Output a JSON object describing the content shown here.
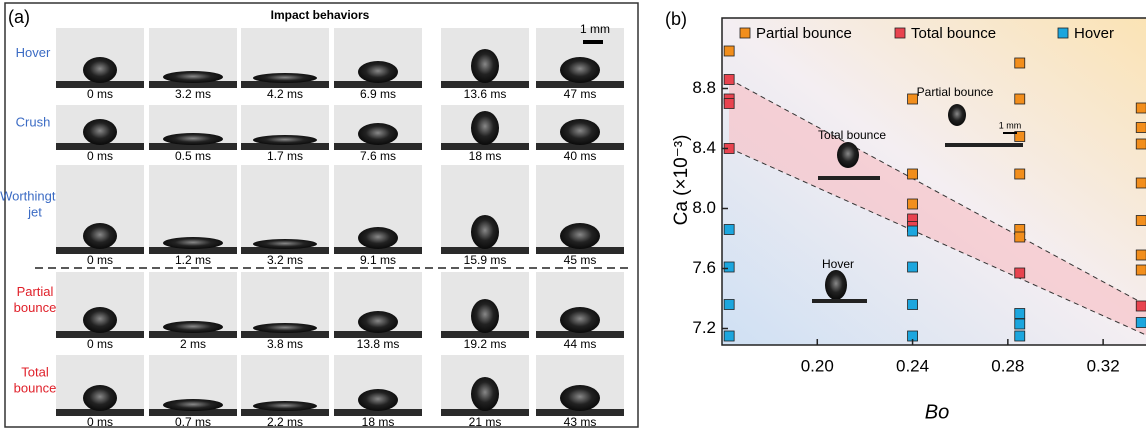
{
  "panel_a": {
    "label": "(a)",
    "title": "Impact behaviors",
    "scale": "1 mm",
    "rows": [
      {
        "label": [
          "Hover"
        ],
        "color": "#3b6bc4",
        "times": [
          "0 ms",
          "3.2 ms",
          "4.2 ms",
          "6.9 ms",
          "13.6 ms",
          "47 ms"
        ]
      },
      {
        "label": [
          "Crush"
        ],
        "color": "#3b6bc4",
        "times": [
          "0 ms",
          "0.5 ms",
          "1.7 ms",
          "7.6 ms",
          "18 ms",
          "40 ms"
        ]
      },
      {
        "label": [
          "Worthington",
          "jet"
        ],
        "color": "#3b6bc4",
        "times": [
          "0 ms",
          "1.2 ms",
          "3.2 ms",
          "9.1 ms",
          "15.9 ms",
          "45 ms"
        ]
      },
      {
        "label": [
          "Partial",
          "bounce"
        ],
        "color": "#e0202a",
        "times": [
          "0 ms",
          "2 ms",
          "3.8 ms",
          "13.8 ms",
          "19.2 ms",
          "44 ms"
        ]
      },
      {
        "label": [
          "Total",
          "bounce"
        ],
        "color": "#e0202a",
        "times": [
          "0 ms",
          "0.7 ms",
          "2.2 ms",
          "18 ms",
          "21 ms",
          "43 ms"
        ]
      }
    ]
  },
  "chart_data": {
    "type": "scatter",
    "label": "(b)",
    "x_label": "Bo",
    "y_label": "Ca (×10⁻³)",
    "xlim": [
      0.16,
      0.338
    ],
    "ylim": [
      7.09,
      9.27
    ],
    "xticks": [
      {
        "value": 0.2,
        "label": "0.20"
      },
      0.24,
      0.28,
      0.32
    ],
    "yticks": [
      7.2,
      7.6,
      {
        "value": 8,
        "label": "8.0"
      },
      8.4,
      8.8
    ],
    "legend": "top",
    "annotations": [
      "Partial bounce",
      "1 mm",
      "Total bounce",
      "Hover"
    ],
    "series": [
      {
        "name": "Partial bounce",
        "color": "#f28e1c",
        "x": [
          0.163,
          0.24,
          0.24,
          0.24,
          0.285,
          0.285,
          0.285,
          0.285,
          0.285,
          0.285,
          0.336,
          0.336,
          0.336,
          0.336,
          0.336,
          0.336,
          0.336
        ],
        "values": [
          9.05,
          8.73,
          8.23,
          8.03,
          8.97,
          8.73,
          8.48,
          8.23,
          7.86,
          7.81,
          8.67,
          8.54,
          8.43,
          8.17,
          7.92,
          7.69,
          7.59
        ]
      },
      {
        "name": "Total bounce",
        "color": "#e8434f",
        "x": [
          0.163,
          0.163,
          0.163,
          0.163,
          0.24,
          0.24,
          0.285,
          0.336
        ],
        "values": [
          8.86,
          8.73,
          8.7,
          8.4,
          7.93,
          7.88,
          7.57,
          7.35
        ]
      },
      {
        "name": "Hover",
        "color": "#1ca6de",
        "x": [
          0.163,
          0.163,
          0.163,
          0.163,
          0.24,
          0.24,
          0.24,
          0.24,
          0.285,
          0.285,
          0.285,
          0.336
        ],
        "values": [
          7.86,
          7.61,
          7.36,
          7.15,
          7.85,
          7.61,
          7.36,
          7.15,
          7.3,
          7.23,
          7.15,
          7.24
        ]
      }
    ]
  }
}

..........

Task to carry out: The records above are to be restated exactly, without their pictures.

Answer below:
Output a JSON object describing the content shown here.
{
  "panel_a": {
    "label": "(a)",
    "title": "Impact behaviors",
    "scale": "1 mm",
    "rows": [
      {
        "label": [
          "Hover"
        ],
        "color": "#3b6bc4",
        "times": [
          "0 ms",
          "3.2 ms",
          "4.2 ms",
          "6.9 ms",
          "13.6 ms",
          "47 ms"
        ]
      },
      {
        "label": [
          "Crush"
        ],
        "color": "#3b6bc4",
        "times": [
          "0 ms",
          "0.5 ms",
          "1.7 ms",
          "7.6 ms",
          "18 ms",
          "40 ms"
        ]
      },
      {
        "label": [
          "Worthington",
          "jet"
        ],
        "color": "#3b6bc4",
        "times": [
          "0 ms",
          "1.2 ms",
          "3.2 ms",
          "9.1 ms",
          "15.9 ms",
          "45 ms"
        ]
      },
      {
        "label": [
          "Partial",
          "bounce"
        ],
        "color": "#e0202a",
        "times": [
          "0 ms",
          "2 ms",
          "3.8 ms",
          "13.8 ms",
          "19.2 ms",
          "44 ms"
        ]
      },
      {
        "label": [
          "Total",
          "bounce"
        ],
        "color": "#e0202a",
        "times": [
          "0 ms",
          "0.7 ms",
          "2.2 ms",
          "18 ms",
          "21 ms",
          "43 ms"
        ]
      }
    ]
  },
  "chart_data": {
    "type": "scatter",
    "label": "(b)",
    "x_label": "Bo",
    "y_label": "Ca (×10⁻³)",
    "xlim": [
      0.16,
      0.338
    ],
    "ylim": [
      7.09,
      9.27
    ],
    "xticks": [
      {
        "value": 0.2,
        "label": "0.20"
      },
      0.24,
      0.28,
      0.32
    ],
    "yticks": [
      7.2,
      7.6,
      {
        "value": 8,
        "label": "8.0"
      },
      8.4,
      8.8
    ],
    "legend": "top",
    "annotations": [
      "Partial bounce",
      "1 mm",
      "Total bounce",
      "Hover"
    ],
    "series": [
      {
        "name": "Partial bounce",
        "color": "#f28e1c",
        "x": [
          0.163,
          0.24,
          0.24,
          0.24,
          0.285,
          0.285,
          0.285,
          0.285,
          0.285,
          0.285,
          0.336,
          0.336,
          0.336,
          0.336,
          0.336,
          0.336,
          0.336
        ],
        "values": [
          9.05,
          8.73,
          8.23,
          8.03,
          8.97,
          8.73,
          8.48,
          8.23,
          7.86,
          7.81,
          8.67,
          8.54,
          8.43,
          8.17,
          7.92,
          7.69,
          7.59
        ]
      },
      {
        "name": "Total bounce",
        "color": "#e8434f",
        "x": [
          0.163,
          0.163,
          0.163,
          0.163,
          0.24,
          0.24,
          0.285,
          0.336
        ],
        "values": [
          8.86,
          8.73,
          8.7,
          8.4,
          7.93,
          7.88,
          7.57,
          7.35
        ]
      },
      {
        "name": "Hover",
        "color": "#1ca6de",
        "x": [
          0.163,
          0.163,
          0.163,
          0.163,
          0.24,
          0.24,
          0.24,
          0.24,
          0.285,
          0.285,
          0.285,
          0.336
        ],
        "values": [
          7.86,
          7.61,
          7.36,
          7.15,
          7.85,
          7.61,
          7.36,
          7.15,
          7.3,
          7.23,
          7.15,
          7.24
        ]
      }
    ]
  }
}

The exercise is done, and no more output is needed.